DATASET EXCERPTS —

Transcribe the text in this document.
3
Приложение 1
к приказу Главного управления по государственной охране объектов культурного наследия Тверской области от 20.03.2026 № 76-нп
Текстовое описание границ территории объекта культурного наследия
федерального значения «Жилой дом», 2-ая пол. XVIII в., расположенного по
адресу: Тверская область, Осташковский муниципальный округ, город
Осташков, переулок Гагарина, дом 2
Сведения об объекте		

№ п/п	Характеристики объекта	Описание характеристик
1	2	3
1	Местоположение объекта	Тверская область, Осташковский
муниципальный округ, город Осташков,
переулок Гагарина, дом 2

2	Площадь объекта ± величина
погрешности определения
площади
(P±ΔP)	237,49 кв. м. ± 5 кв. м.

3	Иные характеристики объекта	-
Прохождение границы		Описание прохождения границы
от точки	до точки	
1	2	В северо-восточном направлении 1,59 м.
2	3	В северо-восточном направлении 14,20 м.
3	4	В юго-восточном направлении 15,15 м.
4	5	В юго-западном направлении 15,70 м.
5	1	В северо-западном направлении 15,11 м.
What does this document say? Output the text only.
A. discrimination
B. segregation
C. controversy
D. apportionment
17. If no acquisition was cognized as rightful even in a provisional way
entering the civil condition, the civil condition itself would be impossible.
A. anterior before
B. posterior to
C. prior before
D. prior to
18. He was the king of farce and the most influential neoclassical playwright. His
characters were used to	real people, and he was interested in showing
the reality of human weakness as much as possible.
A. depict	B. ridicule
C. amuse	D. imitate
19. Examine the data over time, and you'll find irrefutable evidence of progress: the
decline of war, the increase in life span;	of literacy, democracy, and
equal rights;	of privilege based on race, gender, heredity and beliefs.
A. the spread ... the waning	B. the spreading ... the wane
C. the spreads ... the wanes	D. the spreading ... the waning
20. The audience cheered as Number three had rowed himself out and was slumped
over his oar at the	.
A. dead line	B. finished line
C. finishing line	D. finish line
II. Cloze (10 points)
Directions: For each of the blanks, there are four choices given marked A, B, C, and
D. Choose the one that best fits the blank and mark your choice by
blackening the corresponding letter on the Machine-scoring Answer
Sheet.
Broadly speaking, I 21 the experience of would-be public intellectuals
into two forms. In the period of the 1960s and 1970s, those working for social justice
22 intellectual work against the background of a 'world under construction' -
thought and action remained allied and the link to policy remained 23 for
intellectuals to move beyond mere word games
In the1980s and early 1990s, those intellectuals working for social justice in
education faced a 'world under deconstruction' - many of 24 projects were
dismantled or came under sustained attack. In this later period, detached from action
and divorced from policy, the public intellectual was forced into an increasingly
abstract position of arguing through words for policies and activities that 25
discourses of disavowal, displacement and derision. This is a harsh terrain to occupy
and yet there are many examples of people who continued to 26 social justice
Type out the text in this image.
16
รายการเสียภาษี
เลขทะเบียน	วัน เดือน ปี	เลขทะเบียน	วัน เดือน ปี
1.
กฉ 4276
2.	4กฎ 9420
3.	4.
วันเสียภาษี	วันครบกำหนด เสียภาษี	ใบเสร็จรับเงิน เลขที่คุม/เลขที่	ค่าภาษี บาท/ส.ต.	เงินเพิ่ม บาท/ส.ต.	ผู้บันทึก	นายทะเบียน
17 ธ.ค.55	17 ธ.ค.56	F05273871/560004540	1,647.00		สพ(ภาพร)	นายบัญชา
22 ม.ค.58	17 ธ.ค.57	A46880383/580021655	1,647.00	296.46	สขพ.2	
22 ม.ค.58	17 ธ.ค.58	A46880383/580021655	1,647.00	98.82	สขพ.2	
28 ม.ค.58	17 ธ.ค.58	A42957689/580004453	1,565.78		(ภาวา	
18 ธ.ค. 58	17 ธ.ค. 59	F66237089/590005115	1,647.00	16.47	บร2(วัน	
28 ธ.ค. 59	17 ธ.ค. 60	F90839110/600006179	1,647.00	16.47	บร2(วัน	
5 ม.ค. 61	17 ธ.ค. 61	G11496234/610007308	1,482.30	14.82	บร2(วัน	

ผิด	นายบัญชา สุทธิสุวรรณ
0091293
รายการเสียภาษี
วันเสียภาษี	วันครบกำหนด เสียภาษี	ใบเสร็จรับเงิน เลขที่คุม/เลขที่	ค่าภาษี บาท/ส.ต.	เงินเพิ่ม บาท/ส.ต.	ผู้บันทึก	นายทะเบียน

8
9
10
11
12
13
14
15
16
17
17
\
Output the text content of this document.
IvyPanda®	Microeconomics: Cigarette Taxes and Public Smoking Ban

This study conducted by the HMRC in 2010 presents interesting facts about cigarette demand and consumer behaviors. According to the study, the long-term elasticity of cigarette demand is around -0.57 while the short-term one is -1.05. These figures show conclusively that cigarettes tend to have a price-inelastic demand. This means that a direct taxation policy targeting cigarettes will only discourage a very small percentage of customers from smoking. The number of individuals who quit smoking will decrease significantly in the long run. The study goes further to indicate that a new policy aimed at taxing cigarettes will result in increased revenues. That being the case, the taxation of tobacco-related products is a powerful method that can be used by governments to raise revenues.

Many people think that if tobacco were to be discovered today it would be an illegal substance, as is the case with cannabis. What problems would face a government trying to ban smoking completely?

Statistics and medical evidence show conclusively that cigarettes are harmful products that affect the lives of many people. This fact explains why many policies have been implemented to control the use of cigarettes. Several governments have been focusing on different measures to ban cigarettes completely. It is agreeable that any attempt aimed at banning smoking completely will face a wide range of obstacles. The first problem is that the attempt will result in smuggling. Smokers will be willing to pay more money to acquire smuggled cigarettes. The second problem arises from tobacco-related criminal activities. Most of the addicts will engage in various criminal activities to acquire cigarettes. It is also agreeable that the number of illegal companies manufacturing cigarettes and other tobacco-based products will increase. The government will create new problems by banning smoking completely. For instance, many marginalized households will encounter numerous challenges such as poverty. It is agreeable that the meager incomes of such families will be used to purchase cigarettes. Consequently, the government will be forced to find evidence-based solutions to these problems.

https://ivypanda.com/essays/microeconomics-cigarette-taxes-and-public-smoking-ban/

REQUIRED TASK — Go through the material above line by line and copy it exactly.

REPLY TO THE EXERCISE —
Transcribe the text in this document.
3
Приложение 1
к приказу Главного управления по государственной охране объектов культурного наследия Тверской области от 20.03.2026 № 76-нп
Текстовое описание границ территории объекта культурного наследия
федерального значения «Жилой дом», 2-ая пол. XVIII в., расположенного по
адресу: Тверская область, Осташковский муниципальный округ, город
Осташков, переулок Гагарина, дом 2
Сведения об объекте		

№ п/п	Характеристики объекта	Описание характеристик
1	2	3
1	Местоположение объекта	Тверская область, Осташковский
муниципальный округ, город Осташков,
переулок Гагарина, дом 2

2	Площадь объекта ± величина
погрешности определения
площади
(P±ΔP)	237,49 кв. м. ± 5 кв. м.

3	Иные характеристики объекта	-
Прохождение границы		Описание прохождения границы
от точки	до точки	
1	2	В северо-восточном направлении 1,59 м.
2	3	В северо-восточном направлении 14,20 м.
3	4	В юго-восточном направлении 15,15 м.
4	5	В юго-западном направлении 15,70 м.
5	1	В северо-западном направлении 15,11 м.
What does this document say? Output the text only.
A. discrimination
B. segregation
C. controversy
D. apportionment
17. If no acquisition was cognized as rightful even in a provisional way
entering the civil condition, the civil condition itself would be impossible.
A. anterior before
B. posterior to
C. prior before
D. prior to
18. He was the king of farce and the most influential neoclassical playwright. His
characters were used to	real people, and he was interested in showing
the reality of human weakness as much as possible.
A. depict	B. ridicule
C. amuse	D. imitate
19. Examine the data over time, and you'll find irrefutable evidence of progress: the
decline of war, the increase in life span;	of literacy, democracy, and
equal rights;	of privilege based on race, gender, heredity and beliefs.
A. the spread ... the waning	B. the spreading ... the wane
C. the spreads ... the wanes	D. the spreading ... the waning
20. The audience cheered as Number three had rowed himself out and was slumped
over his oar at the	.
A. dead line	B. finished line
C. finishing line	D. finish line
II. Cloze (10 points)
Directions: For each of the blanks, there are four choices given marked A, B, C, and
D. Choose the one that best fits the blank and mark your choice by
blackening the corresponding letter on the Machine-scoring Answer
Sheet.
Broadly speaking, I 21 the experience of would-be public intellectuals
into two forms. In the period of the 1960s and 1970s, those working for social justice
22 intellectual work against the background of a 'world under construction' -
thought and action remained allied and the link to policy remained 23 for
intellectuals to move beyond mere word games
In the1980s and early 1990s, those intellectuals working for social justice in
education faced a 'world under deconstruction' - many of 24 projects were
dismantled or came under sustained attack. In this later period, detached from action
and divorced from policy, the public intellectual was forced into an increasingly
abstract position of arguing through words for policies and activities that 25
discourses of disavowal, displacement and derision. This is a harsh terrain to occupy
and yet there are many examples of people who continued to 26 social justice
Type out the text in this image.
16
รายการเสียภาษี
เลขทะเบียน	วัน เดือน ปี	เลขทะเบียน	วัน เดือน ปี
1.
กฉ 4276
2.	4กฎ 9420
3.	4.
วันเสียภาษี	วันครบกำหนด เสียภาษี	ใบเสร็จรับเงิน เลขที่คุม/เลขที่	ค่าภาษี บาท/ส.ต.	เงินเพิ่ม บาท/ส.ต.	ผู้บันทึก	นายทะเบียน
17 ธ.ค.55	17 ธ.ค.56	F05273871/560004540	1,647.00		สพ(ภาพร)	นายบัญชา
22 ม.ค.58	17 ธ.ค.57	A46880383/580021655	1,647.00	296.46	สขพ.2	
22 ม.ค.58	17 ธ.ค.58	A46880383/580021655	1,647.00	98.82	สขพ.2	
28 ม.ค.58	17 ธ.ค.58	A42957689/580004453	1,565.78		(ภาวา	
18 ธ.ค. 58	17 ธ.ค. 59	F66237089/590005115	1,647.00	16.47	บร2(วัน	
28 ธ.ค. 59	17 ธ.ค. 60	F90839110/600006179	1,647.00	16.47	บร2(วัน	
5 ม.ค. 61	17 ธ.ค. 61	G11496234/610007308	1,482.30	14.82	บร2(วัน	

ผิด	นายบัญชา สุทธิสุวรรณ
0091293
รายการเสียภาษี
วันเสียภาษี	วันครบกำหนด เสียภาษี	ใบเสร็จรับเงิน เลขที่คุม/เลขที่	ค่าภาษี บาท/ส.ต.	เงินเพิ่ม บาท/ส.ต.	ผู้บันทึก	นายทะเบียน

8
9
10
11
12
13
14
15
16
17
17
\
Output the text content of this document.
IvyPanda®	Microeconomics: Cigarette Taxes and Public Smoking Ban

This study conducted by the HMRC in 2010 presents interesting facts about cigarette demand and consumer behaviors. According to the study, the long-term elasticity of cigarette demand is around -0.57 while the short-term one is -1.05. These figures show conclusively that cigarettes tend to have a price-inelastic demand. This means that a direct taxation policy targeting cigarettes will only discourage a very small percentage of customers from smoking. The number of individuals who quit smoking will decrease significantly in the long run. The study goes further to indicate that a new policy aimed at taxing cigarettes will result in increased revenues. That being the case, the taxation of tobacco-related products is a powerful method that can be used by governments to raise revenues.

Many people think that if tobacco were to be discovered today it would be an illegal substance, as is the case with cannabis. What problems would face a government trying to ban smoking completely?

Statistics and medical evidence show conclusively that cigarettes are harmful products that affect the lives of many people. This fact explains why many policies have been implemented to control the use of cigarettes. Several governments have been focusing on different measures to ban cigarettes completely. It is agreeable that any attempt aimed at banning smoking completely will face a wide range of obstacles. The first problem is that the attempt will result in smuggling. Smokers will be willing to pay more money to acquire smuggled cigarettes. The second problem arises from tobacco-related criminal activities. Most of the addicts will engage in various criminal activities to acquire cigarettes. It is also agreeable that the number of illegal companies manufacturing cigarettes and other tobacco-based products will increase. The government will create new problems by banning smoking completely. For instance, many marginalized households will encounter numerous challenges such as poverty. It is agreeable that the meager incomes of such families will be used to purchase cigarettes. Consequently, the government will be forced to find evidence-based solutions to these problems.

https://ivypanda.com/essays/microeconomics-cigarette-taxes-and-public-smoking-ban/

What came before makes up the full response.